### GOAL
Identify each line containing the word "county" and copy it.

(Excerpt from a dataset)
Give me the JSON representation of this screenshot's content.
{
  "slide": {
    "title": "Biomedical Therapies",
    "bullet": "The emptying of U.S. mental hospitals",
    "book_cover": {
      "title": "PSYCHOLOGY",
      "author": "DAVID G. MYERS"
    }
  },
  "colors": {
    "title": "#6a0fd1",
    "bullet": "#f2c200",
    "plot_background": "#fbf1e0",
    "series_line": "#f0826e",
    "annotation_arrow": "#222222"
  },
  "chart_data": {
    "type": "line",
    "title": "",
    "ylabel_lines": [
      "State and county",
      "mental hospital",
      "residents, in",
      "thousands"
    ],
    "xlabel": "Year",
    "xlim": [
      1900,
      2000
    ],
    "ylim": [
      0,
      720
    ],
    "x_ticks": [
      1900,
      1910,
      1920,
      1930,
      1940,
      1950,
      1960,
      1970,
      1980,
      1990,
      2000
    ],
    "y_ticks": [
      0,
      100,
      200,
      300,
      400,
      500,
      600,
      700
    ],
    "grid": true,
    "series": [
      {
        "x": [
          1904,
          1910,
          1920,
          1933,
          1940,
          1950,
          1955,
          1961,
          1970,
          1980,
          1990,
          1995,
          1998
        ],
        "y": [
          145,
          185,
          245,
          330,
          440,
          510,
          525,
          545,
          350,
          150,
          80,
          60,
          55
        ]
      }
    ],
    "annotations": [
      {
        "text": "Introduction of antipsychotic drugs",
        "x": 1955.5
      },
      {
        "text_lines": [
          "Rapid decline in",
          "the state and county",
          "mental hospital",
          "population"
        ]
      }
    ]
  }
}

### RESPONSE
      "State and county",
          "the state and county",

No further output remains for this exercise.